Show every line where "forest" occurs.

Collected data entries
-- BEGIN --
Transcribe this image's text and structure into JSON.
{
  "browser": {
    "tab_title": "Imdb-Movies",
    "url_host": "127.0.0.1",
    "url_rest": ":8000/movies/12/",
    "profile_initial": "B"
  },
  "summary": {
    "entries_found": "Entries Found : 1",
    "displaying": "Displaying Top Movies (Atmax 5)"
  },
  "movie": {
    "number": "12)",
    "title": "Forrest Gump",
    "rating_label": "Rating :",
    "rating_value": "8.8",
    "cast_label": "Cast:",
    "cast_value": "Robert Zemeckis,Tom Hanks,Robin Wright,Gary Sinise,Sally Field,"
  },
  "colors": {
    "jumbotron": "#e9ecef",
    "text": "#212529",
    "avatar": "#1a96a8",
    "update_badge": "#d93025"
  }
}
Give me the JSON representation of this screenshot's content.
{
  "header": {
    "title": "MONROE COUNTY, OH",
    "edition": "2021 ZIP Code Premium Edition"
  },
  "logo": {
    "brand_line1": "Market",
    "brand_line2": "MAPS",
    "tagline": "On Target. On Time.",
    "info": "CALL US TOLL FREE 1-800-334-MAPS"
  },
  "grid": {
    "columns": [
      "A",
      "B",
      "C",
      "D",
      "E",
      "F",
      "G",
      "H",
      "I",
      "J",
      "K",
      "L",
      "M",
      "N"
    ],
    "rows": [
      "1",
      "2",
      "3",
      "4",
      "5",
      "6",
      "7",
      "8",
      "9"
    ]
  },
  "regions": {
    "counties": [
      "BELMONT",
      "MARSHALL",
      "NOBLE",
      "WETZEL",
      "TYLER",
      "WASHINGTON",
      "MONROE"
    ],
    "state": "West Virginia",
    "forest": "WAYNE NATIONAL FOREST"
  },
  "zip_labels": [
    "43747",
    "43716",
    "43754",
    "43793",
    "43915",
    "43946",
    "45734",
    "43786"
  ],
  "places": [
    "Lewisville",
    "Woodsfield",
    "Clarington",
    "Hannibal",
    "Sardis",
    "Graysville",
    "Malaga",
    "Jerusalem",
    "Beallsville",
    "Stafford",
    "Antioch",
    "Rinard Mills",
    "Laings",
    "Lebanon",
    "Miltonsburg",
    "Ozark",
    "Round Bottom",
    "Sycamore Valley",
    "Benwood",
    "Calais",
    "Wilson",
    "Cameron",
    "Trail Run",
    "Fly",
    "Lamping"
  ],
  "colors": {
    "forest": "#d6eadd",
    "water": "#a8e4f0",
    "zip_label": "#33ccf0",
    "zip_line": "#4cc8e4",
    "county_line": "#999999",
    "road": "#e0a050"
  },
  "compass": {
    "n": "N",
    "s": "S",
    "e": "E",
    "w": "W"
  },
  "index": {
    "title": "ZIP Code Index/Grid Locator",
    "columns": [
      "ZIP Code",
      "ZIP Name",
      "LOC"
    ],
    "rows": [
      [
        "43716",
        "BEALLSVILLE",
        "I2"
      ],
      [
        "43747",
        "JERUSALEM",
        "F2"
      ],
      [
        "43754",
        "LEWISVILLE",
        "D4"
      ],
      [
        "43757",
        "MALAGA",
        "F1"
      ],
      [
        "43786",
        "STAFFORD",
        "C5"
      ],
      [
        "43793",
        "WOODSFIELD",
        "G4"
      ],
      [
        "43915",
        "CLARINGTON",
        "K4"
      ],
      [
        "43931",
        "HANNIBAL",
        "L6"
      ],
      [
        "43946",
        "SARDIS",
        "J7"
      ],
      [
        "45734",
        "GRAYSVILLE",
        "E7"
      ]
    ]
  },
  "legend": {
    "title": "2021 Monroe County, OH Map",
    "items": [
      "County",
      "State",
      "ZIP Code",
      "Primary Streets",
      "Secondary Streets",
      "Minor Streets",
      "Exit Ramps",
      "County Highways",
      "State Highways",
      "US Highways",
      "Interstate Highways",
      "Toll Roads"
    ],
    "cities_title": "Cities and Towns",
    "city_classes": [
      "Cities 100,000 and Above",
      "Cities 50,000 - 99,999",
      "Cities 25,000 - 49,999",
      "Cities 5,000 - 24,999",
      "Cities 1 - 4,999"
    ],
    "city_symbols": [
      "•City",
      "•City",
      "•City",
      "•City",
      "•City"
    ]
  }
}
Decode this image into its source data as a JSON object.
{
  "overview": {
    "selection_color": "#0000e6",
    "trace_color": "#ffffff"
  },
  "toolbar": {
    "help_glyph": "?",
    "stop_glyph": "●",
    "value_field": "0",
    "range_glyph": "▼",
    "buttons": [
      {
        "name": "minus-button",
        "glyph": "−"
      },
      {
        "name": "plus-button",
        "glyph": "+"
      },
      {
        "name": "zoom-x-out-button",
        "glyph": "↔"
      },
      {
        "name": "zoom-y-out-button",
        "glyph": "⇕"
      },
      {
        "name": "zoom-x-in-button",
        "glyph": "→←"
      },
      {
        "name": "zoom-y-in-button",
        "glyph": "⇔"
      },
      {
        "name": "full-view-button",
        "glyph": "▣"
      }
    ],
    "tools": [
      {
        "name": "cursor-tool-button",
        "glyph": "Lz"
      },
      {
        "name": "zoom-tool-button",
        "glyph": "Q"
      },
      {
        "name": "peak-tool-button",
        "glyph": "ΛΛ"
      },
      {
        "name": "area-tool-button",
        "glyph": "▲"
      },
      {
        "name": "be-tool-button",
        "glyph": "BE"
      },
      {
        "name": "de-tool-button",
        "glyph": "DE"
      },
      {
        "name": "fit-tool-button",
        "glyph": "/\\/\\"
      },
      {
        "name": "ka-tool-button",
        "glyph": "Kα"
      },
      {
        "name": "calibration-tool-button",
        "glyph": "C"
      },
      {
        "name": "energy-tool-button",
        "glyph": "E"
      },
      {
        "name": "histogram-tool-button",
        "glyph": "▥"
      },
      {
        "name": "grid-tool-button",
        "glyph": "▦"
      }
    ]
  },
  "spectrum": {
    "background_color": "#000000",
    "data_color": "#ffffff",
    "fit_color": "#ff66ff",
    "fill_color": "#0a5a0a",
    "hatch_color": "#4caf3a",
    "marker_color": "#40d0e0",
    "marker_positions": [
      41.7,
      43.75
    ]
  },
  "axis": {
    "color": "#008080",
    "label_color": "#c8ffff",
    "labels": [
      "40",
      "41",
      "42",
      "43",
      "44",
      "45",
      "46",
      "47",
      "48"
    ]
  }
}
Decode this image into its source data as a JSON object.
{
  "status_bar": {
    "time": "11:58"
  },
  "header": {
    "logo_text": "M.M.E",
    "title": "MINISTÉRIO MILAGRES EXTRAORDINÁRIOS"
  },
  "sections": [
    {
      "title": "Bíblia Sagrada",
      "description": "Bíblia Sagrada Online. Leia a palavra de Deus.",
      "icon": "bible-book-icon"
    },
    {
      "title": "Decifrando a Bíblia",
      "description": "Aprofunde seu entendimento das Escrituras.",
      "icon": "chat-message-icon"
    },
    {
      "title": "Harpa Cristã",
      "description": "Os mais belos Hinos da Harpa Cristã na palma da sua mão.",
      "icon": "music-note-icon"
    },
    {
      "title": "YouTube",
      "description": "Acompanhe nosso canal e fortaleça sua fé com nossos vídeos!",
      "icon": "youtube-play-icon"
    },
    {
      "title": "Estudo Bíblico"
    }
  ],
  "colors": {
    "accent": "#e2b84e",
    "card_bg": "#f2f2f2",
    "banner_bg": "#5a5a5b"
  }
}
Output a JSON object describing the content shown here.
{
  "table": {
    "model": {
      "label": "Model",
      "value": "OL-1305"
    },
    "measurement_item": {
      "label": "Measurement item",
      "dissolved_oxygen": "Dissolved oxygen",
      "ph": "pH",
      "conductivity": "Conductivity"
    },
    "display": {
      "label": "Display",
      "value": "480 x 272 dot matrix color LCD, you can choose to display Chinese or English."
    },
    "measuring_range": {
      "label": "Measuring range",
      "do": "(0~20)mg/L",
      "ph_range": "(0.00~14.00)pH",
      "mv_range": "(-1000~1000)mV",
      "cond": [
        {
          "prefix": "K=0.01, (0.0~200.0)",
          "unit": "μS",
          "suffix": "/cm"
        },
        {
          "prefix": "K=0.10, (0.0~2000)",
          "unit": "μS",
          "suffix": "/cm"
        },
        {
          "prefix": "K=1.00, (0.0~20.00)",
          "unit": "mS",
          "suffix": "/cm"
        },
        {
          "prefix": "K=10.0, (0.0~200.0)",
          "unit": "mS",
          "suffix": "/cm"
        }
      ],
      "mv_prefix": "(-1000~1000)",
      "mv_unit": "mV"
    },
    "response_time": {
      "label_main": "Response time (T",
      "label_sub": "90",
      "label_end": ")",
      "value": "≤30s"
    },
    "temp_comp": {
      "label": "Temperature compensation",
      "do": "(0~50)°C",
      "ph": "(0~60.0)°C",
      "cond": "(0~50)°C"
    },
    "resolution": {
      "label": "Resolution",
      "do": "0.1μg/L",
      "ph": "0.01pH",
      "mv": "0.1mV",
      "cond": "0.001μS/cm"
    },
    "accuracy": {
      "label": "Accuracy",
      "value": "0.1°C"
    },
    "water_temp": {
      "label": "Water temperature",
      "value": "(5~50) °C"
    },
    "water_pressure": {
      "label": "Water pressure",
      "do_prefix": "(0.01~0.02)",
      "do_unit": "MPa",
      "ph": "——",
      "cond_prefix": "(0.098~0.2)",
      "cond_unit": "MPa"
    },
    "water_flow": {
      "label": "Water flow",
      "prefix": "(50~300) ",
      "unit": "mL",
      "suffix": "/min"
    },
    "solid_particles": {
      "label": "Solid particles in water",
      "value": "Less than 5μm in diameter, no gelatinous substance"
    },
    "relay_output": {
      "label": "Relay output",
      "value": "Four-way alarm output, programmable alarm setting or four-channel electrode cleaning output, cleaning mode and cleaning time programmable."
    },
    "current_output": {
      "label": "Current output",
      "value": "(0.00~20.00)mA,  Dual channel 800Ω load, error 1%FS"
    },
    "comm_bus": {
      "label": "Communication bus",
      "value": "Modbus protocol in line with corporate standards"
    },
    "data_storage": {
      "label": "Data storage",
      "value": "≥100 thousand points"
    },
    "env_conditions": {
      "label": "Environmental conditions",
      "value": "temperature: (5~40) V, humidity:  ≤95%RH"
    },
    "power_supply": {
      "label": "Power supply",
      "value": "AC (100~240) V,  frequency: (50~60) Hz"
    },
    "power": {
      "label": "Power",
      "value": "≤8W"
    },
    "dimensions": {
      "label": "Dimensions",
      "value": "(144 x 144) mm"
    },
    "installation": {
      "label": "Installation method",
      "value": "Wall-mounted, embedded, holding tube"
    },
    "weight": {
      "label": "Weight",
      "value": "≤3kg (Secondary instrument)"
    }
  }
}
-- END --
EXPECTED ANSWER:
    "forest": "WAYNE NATIONAL FOREST"
    "forest": "#d6eadd",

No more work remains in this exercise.